◆ Records from a data source ◆
• • • • • • •
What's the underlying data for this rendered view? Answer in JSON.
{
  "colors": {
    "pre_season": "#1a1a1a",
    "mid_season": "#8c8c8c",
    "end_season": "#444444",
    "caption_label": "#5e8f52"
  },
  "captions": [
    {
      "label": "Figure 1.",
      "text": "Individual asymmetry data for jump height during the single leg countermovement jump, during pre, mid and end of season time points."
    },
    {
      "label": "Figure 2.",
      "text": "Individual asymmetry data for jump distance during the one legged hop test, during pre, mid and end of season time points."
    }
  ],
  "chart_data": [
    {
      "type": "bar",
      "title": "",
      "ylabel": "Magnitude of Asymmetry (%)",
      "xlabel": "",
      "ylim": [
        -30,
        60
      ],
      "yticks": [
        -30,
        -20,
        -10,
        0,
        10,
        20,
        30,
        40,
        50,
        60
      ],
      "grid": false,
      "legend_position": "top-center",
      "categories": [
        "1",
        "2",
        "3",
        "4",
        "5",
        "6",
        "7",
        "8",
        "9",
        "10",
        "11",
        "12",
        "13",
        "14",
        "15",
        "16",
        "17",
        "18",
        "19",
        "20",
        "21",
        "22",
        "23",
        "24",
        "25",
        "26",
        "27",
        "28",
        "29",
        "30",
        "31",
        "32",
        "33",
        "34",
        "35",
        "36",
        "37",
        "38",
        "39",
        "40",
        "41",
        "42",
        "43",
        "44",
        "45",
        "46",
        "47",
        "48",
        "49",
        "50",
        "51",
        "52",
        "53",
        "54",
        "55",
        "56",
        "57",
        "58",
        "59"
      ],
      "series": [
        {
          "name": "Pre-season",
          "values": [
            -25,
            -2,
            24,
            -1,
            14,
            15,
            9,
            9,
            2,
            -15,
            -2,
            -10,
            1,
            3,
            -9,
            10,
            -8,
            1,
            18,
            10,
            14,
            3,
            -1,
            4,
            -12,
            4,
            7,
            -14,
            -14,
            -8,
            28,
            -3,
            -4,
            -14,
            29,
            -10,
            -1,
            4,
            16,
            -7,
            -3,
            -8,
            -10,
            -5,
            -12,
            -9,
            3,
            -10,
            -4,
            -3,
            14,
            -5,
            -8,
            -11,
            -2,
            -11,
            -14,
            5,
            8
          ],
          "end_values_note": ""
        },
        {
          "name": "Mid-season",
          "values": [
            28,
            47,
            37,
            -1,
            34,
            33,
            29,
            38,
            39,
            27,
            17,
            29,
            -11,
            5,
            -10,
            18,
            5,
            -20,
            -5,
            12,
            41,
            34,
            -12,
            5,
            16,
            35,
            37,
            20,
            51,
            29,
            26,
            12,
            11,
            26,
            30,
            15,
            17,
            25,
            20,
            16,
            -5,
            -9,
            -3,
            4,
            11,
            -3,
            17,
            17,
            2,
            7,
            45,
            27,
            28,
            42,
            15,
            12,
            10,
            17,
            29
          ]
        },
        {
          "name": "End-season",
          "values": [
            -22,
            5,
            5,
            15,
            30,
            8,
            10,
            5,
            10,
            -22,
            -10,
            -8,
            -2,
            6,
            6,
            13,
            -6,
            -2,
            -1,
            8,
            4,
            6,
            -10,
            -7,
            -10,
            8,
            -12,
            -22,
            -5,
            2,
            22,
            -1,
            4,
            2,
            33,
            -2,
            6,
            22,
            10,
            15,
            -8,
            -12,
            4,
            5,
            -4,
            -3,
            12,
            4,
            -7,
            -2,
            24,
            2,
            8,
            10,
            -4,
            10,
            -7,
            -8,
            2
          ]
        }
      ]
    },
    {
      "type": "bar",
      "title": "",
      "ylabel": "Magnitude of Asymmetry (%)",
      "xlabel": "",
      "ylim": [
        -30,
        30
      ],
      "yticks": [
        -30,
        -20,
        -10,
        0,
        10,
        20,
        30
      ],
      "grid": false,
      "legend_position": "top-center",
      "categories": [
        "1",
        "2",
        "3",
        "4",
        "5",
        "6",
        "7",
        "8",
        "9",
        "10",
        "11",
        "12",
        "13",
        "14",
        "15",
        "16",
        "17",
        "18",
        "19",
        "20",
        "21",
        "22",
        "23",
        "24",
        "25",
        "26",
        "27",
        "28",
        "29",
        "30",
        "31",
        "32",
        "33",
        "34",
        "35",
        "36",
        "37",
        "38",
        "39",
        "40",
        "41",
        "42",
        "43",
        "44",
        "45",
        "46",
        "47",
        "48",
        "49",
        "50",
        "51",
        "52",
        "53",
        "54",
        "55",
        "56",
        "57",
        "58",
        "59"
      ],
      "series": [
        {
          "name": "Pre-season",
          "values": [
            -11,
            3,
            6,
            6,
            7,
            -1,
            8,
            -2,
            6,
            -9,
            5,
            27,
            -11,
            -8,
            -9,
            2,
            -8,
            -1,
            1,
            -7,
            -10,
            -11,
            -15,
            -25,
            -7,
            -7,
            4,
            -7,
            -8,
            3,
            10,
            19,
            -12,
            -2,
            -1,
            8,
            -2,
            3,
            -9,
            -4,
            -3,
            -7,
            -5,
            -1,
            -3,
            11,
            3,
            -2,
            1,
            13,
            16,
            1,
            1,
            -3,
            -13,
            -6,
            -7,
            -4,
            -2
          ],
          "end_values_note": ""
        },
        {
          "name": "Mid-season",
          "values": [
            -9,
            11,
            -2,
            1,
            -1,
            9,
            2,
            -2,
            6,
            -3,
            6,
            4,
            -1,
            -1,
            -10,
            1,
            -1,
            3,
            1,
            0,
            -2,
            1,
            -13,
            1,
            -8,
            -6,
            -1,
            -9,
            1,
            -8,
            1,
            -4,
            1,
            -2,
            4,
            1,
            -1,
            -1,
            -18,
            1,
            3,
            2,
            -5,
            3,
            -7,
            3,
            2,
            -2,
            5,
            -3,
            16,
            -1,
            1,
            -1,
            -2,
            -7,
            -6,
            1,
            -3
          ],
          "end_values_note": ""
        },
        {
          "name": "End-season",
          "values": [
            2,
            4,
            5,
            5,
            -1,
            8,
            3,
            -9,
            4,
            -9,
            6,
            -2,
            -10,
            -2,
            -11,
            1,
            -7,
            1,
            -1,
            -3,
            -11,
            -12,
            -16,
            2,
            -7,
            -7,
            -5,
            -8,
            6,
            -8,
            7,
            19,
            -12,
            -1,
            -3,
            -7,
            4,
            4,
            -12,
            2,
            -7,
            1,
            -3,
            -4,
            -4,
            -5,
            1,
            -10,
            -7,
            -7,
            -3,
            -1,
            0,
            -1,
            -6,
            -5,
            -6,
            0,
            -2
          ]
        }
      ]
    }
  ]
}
• • • • • • •
◆ Objective ◆
Extract each entry in full and write it down exactly.

◆ Result for this exercise ◆
What's the underlying data for this rendered view? Answer in JSON.
{
  "colors": {
    "pre_season": "#1a1a1a",
    "mid_season": "#8c8c8c",
    "end_season": "#444444",
    "caption_label": "#5e8f52"
  },
  "captions": [
    {
      "label": "Figure 1.",
      "text": "Individual asymmetry data for jump height during the single leg countermovement jump, during pre, mid and end of season time points."
    },
    {
      "label": "Figure 2.",
      "text": "Individual asymmetry data for jump distance during the one legged hop test, during pre, mid and end of season time points."
    }
  ],
  "chart_data": [
    {
      "type": "bar",
      "title": "",
      "ylabel": "Magnitude of Asymmetry (%)",
      "xlabel": "",
      "ylim": [
        -30,
        60
      ],
      "yticks": [
        -30,
        -20,
        -10,
        0,
        10,
        20,
        30,
        40,
        50,
        60
      ],
      "grid": false,
      "legend_position": "top-center",
      "categories": [
        "1",
        "2",
        "3",
        "4",
        "5",
        "6",
        "7",
        "8",
        "9",
        "10",
        "11",
        "12",
        "13",
        "14",
        "15",
        "16",
        "17",
        "18",
        "19",
        "20",
        "21",
        "22",
        "23",
        "24",
        "25",
        "26",
        "27",
        "28",
        "29",
        "30",
        "31",
        "32",
        "33",
        "34",
        "35",
        "36",
        "37",
        "38",
        "39",
        "40",
        "41",
        "42",
        "43",
        "44",
        "45",
        "46",
        "47",
        "48",
        "49",
        "50",
        "51",
        "52",
        "53",
        "54",
        "55",
        "56",
        "57",
        "58",
        "59"
      ],
      "series": [
        {
          "name": "Pre-season",
          "values": [
            -25,
            -2,
            24,
            -1,
            14,
            15,
            9,
            9,
            2,
            -15,
            -2,
            -10,
            1,
            3,
            -9,
            10,
            -8,
            1,
            18,
            10,
            14,
            3,
            -1,
            4,
            -12,
            4,
            7,
            -14,
            -14,
            -8,
            28,
            -3,
            -4,
            -14,
            29,
            -10,
            -1,
            4,
            16,
            -7,
            -3,
            -8,
            -10,
            -5,
            -12,
            -9,
            3,
            -10,
            -4,
            -3,
            14,
            -5,
            -8,
            -11,
            -2,
            -11,
            -14,
            5,
            8
          ],
          "end_values_note": ""
        },
        {
          "name": "Mid-season",
          "values": [
            28,
            47,
            37,
            -1,
            34,
            33,
            29,
            38,
            39,
            27,
            17,
            29,
            -11,
            5,
            -10,
            18,
            5,
            -20,
            -5,
            12,
            41,
            34,
            -12,
            5,
            16,
            35,
            37,
            20,
            51,
            29,
            26,
            12,
            11,
            26,
            30,
            15,
            17,
            25,
            20,
            16,
            -5,
            -9,
            -3,
            4,
            11,
            -3,
            17,
            17,
            2,
            7,
            45,
            27,
            28,
            42,
            15,
            12,
            10,
            17,
            29
          ]
        },
        {
          "name": "End-season",
          "values": [
            -22,
            5,
            5,
            15,
            30,
            8,
            10,
            5,
            10,
            -22,
            -10,
            -8,
            -2,
            6,
            6,
            13,
            -6,
            -2,
            -1,
            8,
            4,
            6,
            -10,
            -7,
            -10,
            8,
            -12,
            -22,
            -5,
            2,
            22,
            -1,
            4,
            2,
            33,
            -2,
            6,
            22,
            10,
            15,
            -8,
            -12,
            4,
            5,
            -4,
            -3,
            12,
            4,
            -7,
            -2,
            24,
            2,
            8,
            10,
            -4,
            10,
            -7,
            -8,
            2
          ]
        }
      ]
    },
    {
      "type": "bar",
      "title": "",
      "ylabel": "Magnitude of Asymmetry (%)",
      "xlabel": "",
      "ylim": [
        -30,
        30
      ],
      "yticks": [
        -30,
        -20,
        -10,
        0,
        10,
        20,
        30
      ],
      "grid": false,
      "legend_position": "top-center",
      "categories": [
        "1",
        "2",
        "3",
        "4",
        "5",
        "6",
        "7",
        "8",
        "9",
        "10",
        "11",
        "12",
        "13",
        "14",
        "15",
        "16",
        "17",
        "18",
        "19",
        "20",
        "21",
        "22",
        "23",
        "24",
        "25",
        "26",
        "27",
        "28",
        "29",
        "30",
        "31",
        "32",
        "33",
        "34",
        "35",
        "36",
        "37",
        "38",
        "39",
        "40",
        "41",
        "42",
        "43",
        "44",
        "45",
        "46",
        "47",
        "48",
        "49",
        "50",
        "51",
        "52",
        "53",
        "54",
        "55",
        "56",
        "57",
        "58",
        "59"
      ],
      "series": [
        {
          "name": "Pre-season",
          "values": [
            -11,
            3,
            6,
            6,
            7,
            -1,
            8,
            -2,
            6,
            -9,
            5,
            27,
            -11,
            -8,
            -9,
            2,
            -8,
            -1,
            1,
            -7,
            -10,
            -11,
            -15,
            -25,
            -7,
            -7,
            4,
            -7,
            -8,
            3,
            10,
            19,
            -12,
            -2,
            -1,
            8,
            -2,
            3,
            -9,
            -4,
            -3,
            -7,
            -5,
            -1,
            -3,
            11,
            3,
            -2,
            1,
            13,
            16,
            1,
            1,
            -3,
            -13,
            -6,
            -7,
            -4,
            -2
          ],
          "end_values_note": ""
        },
        {
          "name": "Mid-season",
          "values": [
            -9,
            11,
            -2,
            1,
            -1,
            9,
            2,
            -2,
            6,
            -3,
            6,
            4,
            -1,
            -1,
            -10,
            1,
            -1,
            3,
            1,
            0,
            -2,
            1,
            -13,
            1,
            -8,
            -6,
            -1,
            -9,
            1,
            -8,
            1,
            -4,
            1,
            -2,
            4,
            1,
            -1,
            -1,
            -18,
            1,
            3,
            2,
            -5,
            3,
            -7,
            3,
            2,
            -2,
            5,
            -3,
            16,
            -1,
            1,
            -1,
            -2,
            -7,
            -6,
            1,
            -3
          ],
          "end_values_note": ""
        },
        {
          "name": "End-season",
          "values": [
            2,
            4,
            5,
            5,
            -1,
            8,
            3,
            -9,
            4,
            -9,
            6,
            -2,
            -10,
            -2,
            -11,
            1,
            -7,
            1,
            -1,
            -3,
            -11,
            -12,
            -16,
            2,
            -7,
            -7,
            -5,
            -8,
            6,
            -8,
            7,
            19,
            -12,
            -1,
            -3,
            -7,
            4,
            4,
            -12,
            2,
            -7,
            1,
            -3,
            -4,
            -4,
            -5,
            1,
            -10,
            -7,
            -7,
            -3,
            -1,
            0,
            -1,
            -6,
            -5,
            -6,
            0,
            -2
          ]
        }
      ]
    }
  ]
}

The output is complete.